▸ **Given problem**:
Every line of the records below should be restated exactly.

▸ **Source material**:

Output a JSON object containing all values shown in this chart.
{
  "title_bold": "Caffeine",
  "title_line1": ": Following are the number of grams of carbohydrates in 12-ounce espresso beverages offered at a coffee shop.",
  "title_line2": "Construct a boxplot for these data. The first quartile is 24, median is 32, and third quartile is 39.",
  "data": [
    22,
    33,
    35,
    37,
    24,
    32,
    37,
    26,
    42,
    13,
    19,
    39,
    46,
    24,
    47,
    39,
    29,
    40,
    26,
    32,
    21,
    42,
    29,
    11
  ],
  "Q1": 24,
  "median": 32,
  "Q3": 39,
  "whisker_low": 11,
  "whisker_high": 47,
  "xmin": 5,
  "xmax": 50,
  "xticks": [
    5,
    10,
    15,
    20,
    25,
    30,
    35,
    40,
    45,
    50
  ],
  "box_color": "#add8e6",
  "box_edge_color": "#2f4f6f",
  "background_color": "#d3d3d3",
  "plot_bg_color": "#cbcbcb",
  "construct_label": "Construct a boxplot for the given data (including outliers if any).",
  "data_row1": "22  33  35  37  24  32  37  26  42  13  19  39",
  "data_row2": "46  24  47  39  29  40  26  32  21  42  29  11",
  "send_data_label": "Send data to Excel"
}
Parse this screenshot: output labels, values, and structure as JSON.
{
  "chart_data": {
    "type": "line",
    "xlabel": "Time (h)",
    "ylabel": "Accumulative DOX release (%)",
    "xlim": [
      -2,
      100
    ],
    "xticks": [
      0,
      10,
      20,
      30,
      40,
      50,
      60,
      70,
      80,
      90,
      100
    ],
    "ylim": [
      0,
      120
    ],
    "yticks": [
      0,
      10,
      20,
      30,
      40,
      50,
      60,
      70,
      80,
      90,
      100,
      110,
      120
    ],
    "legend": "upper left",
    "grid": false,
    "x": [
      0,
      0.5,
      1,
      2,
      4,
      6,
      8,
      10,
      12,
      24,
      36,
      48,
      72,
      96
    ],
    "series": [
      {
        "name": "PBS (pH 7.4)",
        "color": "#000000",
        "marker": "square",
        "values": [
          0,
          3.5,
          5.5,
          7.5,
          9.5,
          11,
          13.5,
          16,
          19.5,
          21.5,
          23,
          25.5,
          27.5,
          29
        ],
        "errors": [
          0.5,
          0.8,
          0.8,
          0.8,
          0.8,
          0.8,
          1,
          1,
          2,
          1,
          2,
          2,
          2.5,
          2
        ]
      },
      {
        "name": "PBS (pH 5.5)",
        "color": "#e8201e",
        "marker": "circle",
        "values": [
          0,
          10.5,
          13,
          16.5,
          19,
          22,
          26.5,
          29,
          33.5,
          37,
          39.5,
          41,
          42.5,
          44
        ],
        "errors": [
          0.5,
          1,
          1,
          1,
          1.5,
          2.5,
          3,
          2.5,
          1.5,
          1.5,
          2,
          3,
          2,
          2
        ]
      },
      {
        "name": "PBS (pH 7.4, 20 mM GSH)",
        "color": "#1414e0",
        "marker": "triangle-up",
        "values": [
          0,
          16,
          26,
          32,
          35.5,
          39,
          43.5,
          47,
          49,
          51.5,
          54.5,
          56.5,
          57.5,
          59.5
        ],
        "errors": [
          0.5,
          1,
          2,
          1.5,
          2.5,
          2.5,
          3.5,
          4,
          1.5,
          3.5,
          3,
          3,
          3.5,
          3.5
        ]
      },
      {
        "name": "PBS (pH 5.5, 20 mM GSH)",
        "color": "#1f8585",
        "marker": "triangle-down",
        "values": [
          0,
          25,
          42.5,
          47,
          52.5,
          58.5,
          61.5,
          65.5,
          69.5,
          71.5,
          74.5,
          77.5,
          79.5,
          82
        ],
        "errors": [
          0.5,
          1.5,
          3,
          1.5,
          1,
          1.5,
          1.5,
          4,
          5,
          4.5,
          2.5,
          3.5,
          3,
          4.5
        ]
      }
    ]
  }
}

▸ **Exercise output**:
Output a JSON object containing all values shown in this chart.
{
  "title_bold": "Caffeine",
  "title_line1": ": Following are the number of grams of carbohydrates in 12-ounce espresso beverages offered at a coffee shop.",
  "title_line2": "Construct a boxplot for these data. The first quartile is 24, median is 32, and third quartile is 39.",
  "data": [
    22,
    33,
    35,
    37,
    24,
    32,
    37,
    26,
    42,
    13,
    19,
    39,
    46,
    24,
    47,
    39,
    29,
    40,
    26,
    32,
    21,
    42,
    29,
    11
  ],
  "Q1": 24,
  "median": 32,
  "Q3": 39,
  "whisker_low": 11,
  "whisker_high": 47,
  "xmin": 5,
  "xmax": 50,
  "xticks": [
    5,
    10,
    15,
    20,
    25,
    30,
    35,
    40,
    45,
    50
  ],
  "box_color": "#add8e6",
  "box_edge_color": "#2f4f6f",
  "background_color": "#d3d3d3",
  "plot_bg_color": "#cbcbcb",
  "construct_label": "Construct a boxplot for the given data (including outliers if any).",
  "data_row1": "22  33  35  37  24  32  37  26  42  13  19  39",
  "data_row2": "46  24  47  39  29  40  26  32  21  42  29  11",
  "send_data_label": "Send data to Excel"
}
Parse this screenshot: output labels, values, and structure as JSON.
{
  "chart_data": {
    "type": "line",
    "xlabel": "Time (h)",
    "ylabel": "Accumulative DOX release (%)",
    "xlim": [
      -2,
      100
    ],
    "xticks": [
      0,
      10,
      20,
      30,
      40,
      50,
      60,
      70,
      80,
      90,
      100
    ],
    "ylim": [
      0,
      120
    ],
    "yticks": [
      0,
      10,
      20,
      30,
      40,
      50,
      60,
      70,
      80,
      90,
      100,
      110,
      120
    ],
    "legend": "upper left",
    "grid": false,
    "x": [
      0,
      0.5,
      1,
      2,
      4,
      6,
      8,
      10,
      12,
      24,
      36,
      48,
      72,
      96
    ],
    "series": [
      {
        "name": "PBS (pH 7.4)",
        "color": "#000000",
        "marker": "square",
        "values": [
          0,
          3.5,
          5.5,
          7.5,
          9.5,
          11,
          13.5,
          16,
          19.5,
          21.5,
          23,
          25.5,
          27.5,
          29
        ],
        "errors": [
          0.5,
          0.8,
          0.8,
          0.8,
          0.8,
          0.8,
          1,
          1,
          2,
          1,
          2,
          2,
          2.5,
          2
        ]
      },
      {
        "name": "PBS (pH 5.5)",
        "color": "#e8201e",
        "marker": "circle",
        "values": [
          0,
          10.5,
          13,
          16.5,
          19,
          22,
          26.5,
          29,
          33.5,
          37,
          39.5,
          41,
          42.5,
          44
        ],
        "errors": [
          0.5,
          1,
          1,
          1,
          1.5,
          2.5,
          3,
          2.5,
          1.5,
          1.5,
          2,
          3,
          2,
          2
        ]
      },
      {
        "name": "PBS (pH 7.4, 20 mM GSH)",
        "color": "#1414e0",
        "marker": "triangle-up",
        "values": [
          0,
          16,
          26,
          32,
          35.5,
          39,
          43.5,
          47,
          49,
          51.5,
          54.5,
          56.5,
          57.5,
          59.5
        ],
        "errors": [
          0.5,
          1,
          2,
          1.5,
          2.5,
          2.5,
          3.5,
          4,
          1.5,
          3.5,
          3,
          3,
          3.5,
          3.5
        ]
      },
      {
        "name": "PBS (pH 5.5, 20 mM GSH)",
        "color": "#1f8585",
        "marker": "triangle-down",
        "values": [
          0,
          25,
          42.5,
          47,
          52.5,
          58.5,
          61.5,
          65.5,
          69.5,
          71.5,
          74.5,
          77.5,
          79.5,
          82
        ],
        "errors": [
          0.5,
          1.5,
          3,
          1.5,
          1,
          1.5,
          1.5,
          4,
          5,
          4.5,
          2.5,
          3.5,
          3,
          4.5
        ]
      }
    ]
  }
}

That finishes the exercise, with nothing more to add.